§ What you will do
Report every line in the listing below where the string "this" shows up.

§ The records
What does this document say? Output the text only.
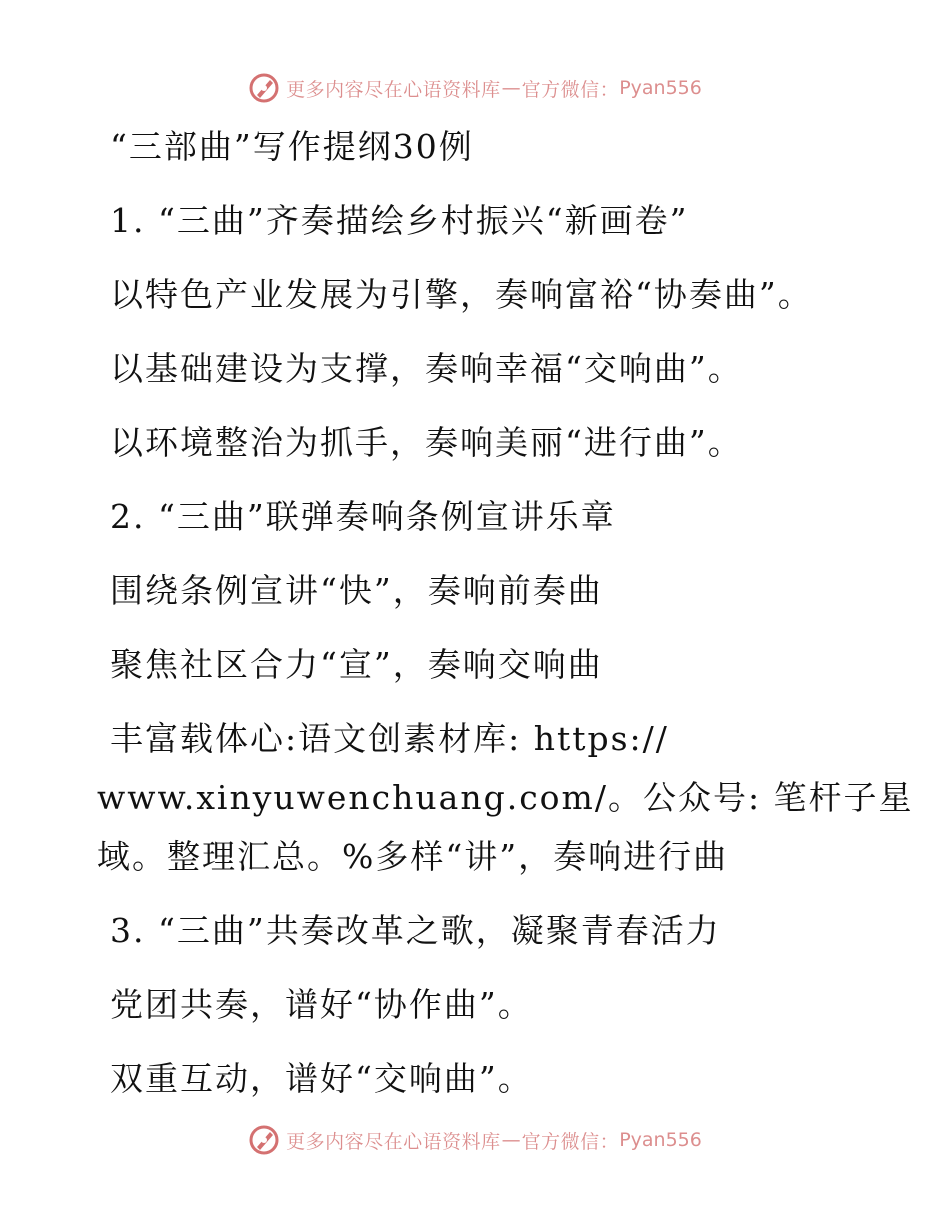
更多内容尽在心语资料库 — 官方微信： Pyan556
“三部曲”写作提纲30例
1. “三曲”齐奏描绘乡村振兴“新画卷”
以特色产业发展为引擎，奏响富裕“协奏曲”。
以基础建设为支撑，奏响幸福“交响曲”。
以环境整治为抓手，奏响美丽“进行曲”。
2. “三曲”联弹奏响条例宣讲乐章
围绕条例宣讲“快”，奏响前奏曲
聚焦社区合力“宣”，奏响交响曲
丰富载体心:语文创素材库: https://
www.xinyuwenchuang.com/。公众号: 笔杆子星
域。整理汇总。%多样“讲”，奏响进行曲
3. “三曲”共奏改革之歌，凝聚青春活力
党团共奏，谱好“协作曲”。
双重互动，谱好“交响曲”。
更多内容尽在心语资料库 — 官方微信： Pyan556
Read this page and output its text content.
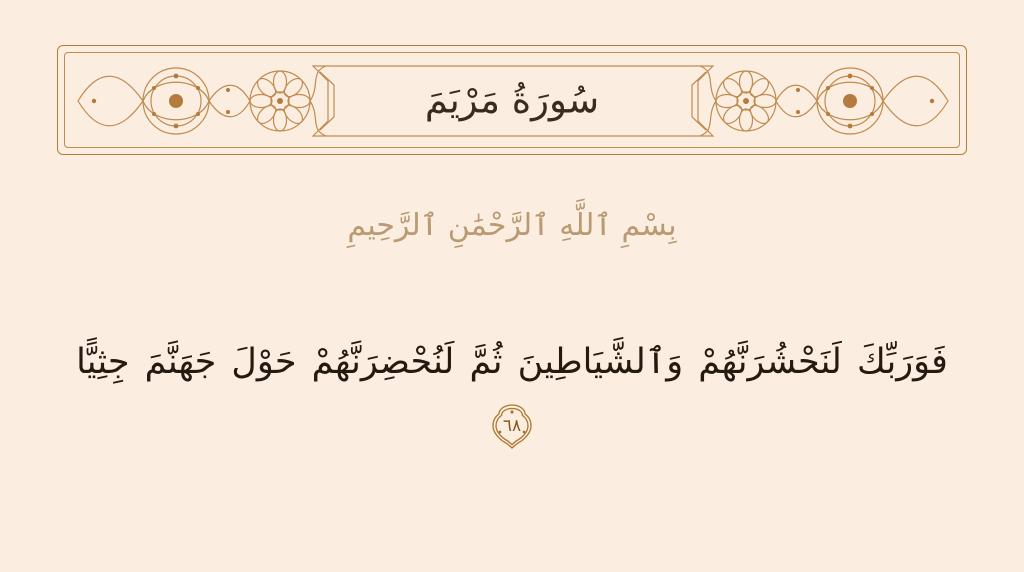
سُورَةُ مَرْيَمَ
بِسْمِ ٱللَّهِ ٱلرَّحْمَٰنِ ٱلرَّحِيمِ
فَوَرَبِّكَ لَنَحْشُرَنَّهُمْ وَٱلشَّيَاطِينَ ثُمَّ لَنُحْضِرَنَّهُمْ حَوْلَ جَهَنَّمَ جِثِيًّا
٦٨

§ Result of the task
What does this document say? Output the text only.
Read this page and output its text content.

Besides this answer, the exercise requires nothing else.